:: Trabajo pendiente ::
Por favor, transcribe sin cambios únicamente las líneas del listado que van desde su inicio hasta la línea que contiene "chevron-right-icon [662, 222, 671, 237]", ambos extremos incluidos.

┌─ Registros de datos

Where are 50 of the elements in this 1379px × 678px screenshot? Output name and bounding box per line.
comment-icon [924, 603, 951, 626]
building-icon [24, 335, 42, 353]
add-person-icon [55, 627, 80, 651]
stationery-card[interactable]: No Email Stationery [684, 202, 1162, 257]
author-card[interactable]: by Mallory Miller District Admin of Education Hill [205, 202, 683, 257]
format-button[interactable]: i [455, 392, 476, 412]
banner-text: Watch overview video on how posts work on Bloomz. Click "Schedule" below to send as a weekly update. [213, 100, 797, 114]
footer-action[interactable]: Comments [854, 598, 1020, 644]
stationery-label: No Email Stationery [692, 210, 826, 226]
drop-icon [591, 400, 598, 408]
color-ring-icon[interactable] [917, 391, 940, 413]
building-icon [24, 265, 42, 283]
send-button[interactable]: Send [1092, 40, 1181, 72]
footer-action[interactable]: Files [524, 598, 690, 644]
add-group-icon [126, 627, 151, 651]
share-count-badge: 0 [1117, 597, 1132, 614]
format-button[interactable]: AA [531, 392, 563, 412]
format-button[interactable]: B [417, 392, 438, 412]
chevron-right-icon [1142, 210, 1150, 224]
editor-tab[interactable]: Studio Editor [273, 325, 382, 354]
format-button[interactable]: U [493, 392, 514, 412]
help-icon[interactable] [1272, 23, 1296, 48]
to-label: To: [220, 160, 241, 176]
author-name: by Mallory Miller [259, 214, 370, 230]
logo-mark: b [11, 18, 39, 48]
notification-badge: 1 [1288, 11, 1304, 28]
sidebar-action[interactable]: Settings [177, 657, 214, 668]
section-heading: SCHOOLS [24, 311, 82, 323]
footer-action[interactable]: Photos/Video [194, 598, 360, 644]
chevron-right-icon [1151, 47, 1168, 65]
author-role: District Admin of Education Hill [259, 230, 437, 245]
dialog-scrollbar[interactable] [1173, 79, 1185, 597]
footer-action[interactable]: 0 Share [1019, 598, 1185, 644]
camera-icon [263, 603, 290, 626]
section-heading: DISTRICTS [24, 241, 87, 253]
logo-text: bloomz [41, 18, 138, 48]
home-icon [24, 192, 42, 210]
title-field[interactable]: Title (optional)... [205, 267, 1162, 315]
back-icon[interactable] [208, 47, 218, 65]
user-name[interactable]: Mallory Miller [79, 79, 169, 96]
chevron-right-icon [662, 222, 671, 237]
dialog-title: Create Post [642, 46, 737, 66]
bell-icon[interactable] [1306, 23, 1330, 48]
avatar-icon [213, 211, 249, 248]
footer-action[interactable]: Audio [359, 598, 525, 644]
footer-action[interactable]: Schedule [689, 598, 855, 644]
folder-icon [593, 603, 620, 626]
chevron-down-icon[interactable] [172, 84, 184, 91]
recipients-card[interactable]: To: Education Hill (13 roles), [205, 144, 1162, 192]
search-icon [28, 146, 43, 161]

└─

:: Solución completa ::
Where are 50 of the elements in this 1379px × 678px screenshot? Output name and bounding box per line.
comment-icon [924, 603, 951, 626]
building-icon [24, 335, 42, 353]
add-person-icon [55, 627, 80, 651]
stationery-card[interactable]: No Email Stationery [684, 202, 1162, 257]
author-card[interactable]: by Mallory Miller District Admin of Education Hill [205, 202, 683, 257]
format-button[interactable]: i [455, 392, 476, 412]
banner-text: Watch overview video on how posts work on Bloomz. Click "Schedule" below to send as a weekly update. [213, 100, 797, 114]
footer-action[interactable]: Comments [854, 598, 1020, 644]
stationery-label: No Email Stationery [692, 210, 826, 226]
drop-icon [591, 400, 598, 408]
color-ring-icon[interactable] [917, 391, 940, 413]
building-icon [24, 265, 42, 283]
send-button[interactable]: Send [1092, 40, 1181, 72]
footer-action[interactable]: Files [524, 598, 690, 644]
add-group-icon [126, 627, 151, 651]
share-count-badge: 0 [1117, 597, 1132, 614]
format-button[interactable]: AA [531, 392, 563, 412]
format-button[interactable]: B [417, 392, 438, 412]
chevron-right-icon [1142, 210, 1150, 224]
editor-tab[interactable]: Studio Editor [273, 325, 382, 354]
format-button[interactable]: U [493, 392, 514, 412]
help-icon[interactable] [1272, 23, 1296, 48]
to-label: To: [220, 160, 241, 176]
author-name: by Mallory Miller [259, 214, 370, 230]
logo-mark: b [11, 18, 39, 48]
notification-badge: 1 [1288, 11, 1304, 28]
sidebar-action[interactable]: Settings [177, 657, 214, 668]
section-heading: SCHOOLS [24, 311, 82, 323]
footer-action[interactable]: Photos/Video [194, 598, 360, 644]
chevron-right-icon [1151, 47, 1168, 65]
author-role: District Admin of Education Hill [259, 230, 437, 245]
dialog-scrollbar[interactable] [1173, 79, 1185, 597]
footer-action[interactable]: 0 Share [1019, 598, 1185, 644]
camera-icon [263, 603, 290, 626]
section-heading: DISTRICTS [24, 241, 87, 253]
logo-text: bloomz [41, 18, 138, 48]
home-icon [24, 192, 42, 210]
title-field[interactable]: Title (optional)... [205, 267, 1162, 315]
back-icon[interactable] [208, 47, 218, 65]
user-name[interactable]: Mallory Miller [79, 79, 169, 96]
chevron-right-icon [662, 222, 671, 237]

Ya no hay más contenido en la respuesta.